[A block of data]

_ _ _ _

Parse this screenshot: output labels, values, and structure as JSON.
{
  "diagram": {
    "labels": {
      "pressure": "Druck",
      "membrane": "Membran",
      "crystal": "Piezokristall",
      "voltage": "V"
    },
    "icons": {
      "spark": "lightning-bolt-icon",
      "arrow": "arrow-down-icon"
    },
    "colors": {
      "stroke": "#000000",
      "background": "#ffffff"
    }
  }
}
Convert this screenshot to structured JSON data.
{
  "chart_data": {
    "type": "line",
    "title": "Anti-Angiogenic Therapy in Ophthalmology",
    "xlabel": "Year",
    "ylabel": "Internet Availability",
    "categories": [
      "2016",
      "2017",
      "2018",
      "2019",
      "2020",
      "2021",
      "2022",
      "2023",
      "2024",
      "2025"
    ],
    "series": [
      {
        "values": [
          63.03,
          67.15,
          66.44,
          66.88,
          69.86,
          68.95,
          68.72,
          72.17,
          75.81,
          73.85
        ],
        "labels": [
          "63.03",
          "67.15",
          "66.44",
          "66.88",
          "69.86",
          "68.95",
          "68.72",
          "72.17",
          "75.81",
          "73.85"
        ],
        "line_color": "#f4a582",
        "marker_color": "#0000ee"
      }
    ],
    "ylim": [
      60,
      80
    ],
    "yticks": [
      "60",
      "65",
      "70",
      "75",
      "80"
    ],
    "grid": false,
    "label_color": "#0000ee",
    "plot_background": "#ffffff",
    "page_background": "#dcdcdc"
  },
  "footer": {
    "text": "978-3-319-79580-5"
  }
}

_ _ _ _

Return every line containing "labels".

Parse this screenshot: output labels, values, and structure as JSON.
    "labels": {
        "labels": [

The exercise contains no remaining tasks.